Count the lines that hold the string "structure". Reply with the number alone.

# Information shown
** begin **

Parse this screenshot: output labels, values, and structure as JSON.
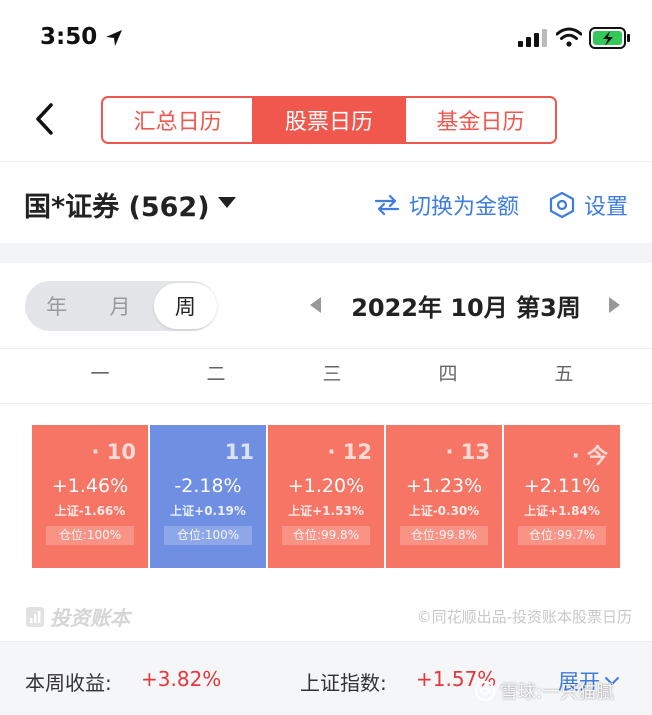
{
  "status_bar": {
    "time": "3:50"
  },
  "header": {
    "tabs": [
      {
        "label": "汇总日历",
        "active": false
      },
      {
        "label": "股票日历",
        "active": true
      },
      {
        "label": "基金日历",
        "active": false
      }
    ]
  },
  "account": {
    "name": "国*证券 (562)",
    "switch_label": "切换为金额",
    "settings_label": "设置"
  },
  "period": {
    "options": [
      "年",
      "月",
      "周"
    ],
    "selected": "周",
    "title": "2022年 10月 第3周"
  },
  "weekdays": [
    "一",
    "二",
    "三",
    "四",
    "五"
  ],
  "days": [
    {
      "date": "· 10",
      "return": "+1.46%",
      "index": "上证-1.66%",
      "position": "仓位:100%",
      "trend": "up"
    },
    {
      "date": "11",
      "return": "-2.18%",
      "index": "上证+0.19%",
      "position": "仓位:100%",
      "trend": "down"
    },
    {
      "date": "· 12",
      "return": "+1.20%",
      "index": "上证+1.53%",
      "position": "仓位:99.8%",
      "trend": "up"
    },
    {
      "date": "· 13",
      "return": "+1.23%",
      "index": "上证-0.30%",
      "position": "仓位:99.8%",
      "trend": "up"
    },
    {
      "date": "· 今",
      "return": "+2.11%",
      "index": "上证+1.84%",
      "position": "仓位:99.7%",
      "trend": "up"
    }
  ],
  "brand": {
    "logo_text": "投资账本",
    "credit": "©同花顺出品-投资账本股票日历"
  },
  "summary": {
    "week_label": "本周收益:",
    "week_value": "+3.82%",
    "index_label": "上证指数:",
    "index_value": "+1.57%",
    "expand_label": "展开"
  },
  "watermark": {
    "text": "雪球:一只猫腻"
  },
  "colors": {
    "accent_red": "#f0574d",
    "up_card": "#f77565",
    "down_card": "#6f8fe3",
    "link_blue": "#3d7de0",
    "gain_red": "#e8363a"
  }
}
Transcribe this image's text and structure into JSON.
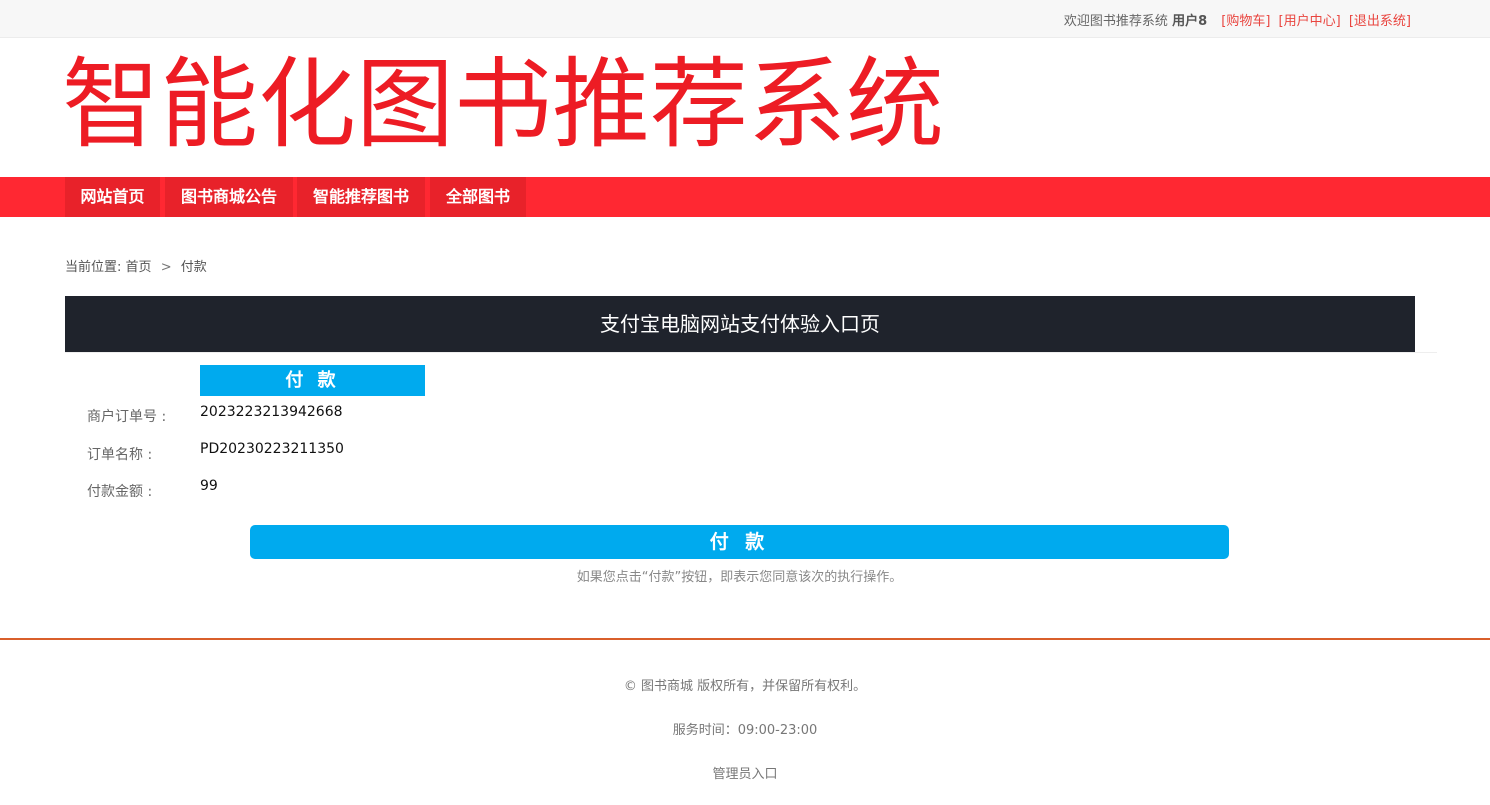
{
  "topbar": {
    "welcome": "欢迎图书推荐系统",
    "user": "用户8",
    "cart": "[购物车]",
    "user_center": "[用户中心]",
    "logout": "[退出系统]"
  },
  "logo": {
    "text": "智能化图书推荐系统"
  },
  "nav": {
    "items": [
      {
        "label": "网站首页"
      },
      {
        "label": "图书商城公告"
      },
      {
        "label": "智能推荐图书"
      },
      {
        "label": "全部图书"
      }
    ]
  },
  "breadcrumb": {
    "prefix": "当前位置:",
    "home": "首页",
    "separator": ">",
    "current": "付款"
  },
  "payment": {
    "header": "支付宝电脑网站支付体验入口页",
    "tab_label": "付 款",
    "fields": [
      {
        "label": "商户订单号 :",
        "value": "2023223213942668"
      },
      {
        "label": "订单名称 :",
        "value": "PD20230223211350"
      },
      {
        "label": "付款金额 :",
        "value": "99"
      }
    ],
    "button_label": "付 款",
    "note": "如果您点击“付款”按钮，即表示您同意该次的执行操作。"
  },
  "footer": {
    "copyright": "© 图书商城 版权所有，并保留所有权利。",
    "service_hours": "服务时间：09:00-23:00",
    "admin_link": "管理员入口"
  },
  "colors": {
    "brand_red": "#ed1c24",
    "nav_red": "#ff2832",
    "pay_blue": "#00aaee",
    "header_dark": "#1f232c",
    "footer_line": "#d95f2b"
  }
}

** end **
** begin **

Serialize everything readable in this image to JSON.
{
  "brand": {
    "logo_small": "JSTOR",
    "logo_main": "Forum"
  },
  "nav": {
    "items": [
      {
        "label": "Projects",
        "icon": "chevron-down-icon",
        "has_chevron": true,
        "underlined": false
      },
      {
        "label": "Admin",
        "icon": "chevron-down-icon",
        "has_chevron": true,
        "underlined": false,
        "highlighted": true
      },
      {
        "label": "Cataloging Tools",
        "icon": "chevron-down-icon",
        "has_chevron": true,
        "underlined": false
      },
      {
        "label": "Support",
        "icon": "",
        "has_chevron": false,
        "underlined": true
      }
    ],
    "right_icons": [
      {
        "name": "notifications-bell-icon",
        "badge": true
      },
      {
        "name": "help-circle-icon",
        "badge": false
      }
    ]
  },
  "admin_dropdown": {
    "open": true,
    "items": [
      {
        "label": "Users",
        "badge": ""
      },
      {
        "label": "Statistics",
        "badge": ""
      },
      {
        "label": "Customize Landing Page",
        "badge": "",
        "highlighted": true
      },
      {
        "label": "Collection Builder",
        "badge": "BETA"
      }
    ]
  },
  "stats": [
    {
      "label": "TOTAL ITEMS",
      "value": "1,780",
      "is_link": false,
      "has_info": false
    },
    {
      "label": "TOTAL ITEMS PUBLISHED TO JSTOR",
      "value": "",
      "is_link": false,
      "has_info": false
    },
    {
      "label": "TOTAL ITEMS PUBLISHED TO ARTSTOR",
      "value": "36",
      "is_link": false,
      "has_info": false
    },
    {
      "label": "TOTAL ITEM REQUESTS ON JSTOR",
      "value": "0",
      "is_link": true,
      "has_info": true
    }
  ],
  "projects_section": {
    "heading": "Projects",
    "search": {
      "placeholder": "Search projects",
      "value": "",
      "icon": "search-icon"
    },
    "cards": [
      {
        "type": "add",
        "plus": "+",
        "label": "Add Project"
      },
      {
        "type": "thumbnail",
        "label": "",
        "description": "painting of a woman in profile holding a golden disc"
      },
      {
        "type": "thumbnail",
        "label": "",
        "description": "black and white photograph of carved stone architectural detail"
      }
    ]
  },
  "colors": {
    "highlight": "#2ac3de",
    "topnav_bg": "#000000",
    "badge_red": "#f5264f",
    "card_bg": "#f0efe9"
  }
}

** end **

# Exercise answer
2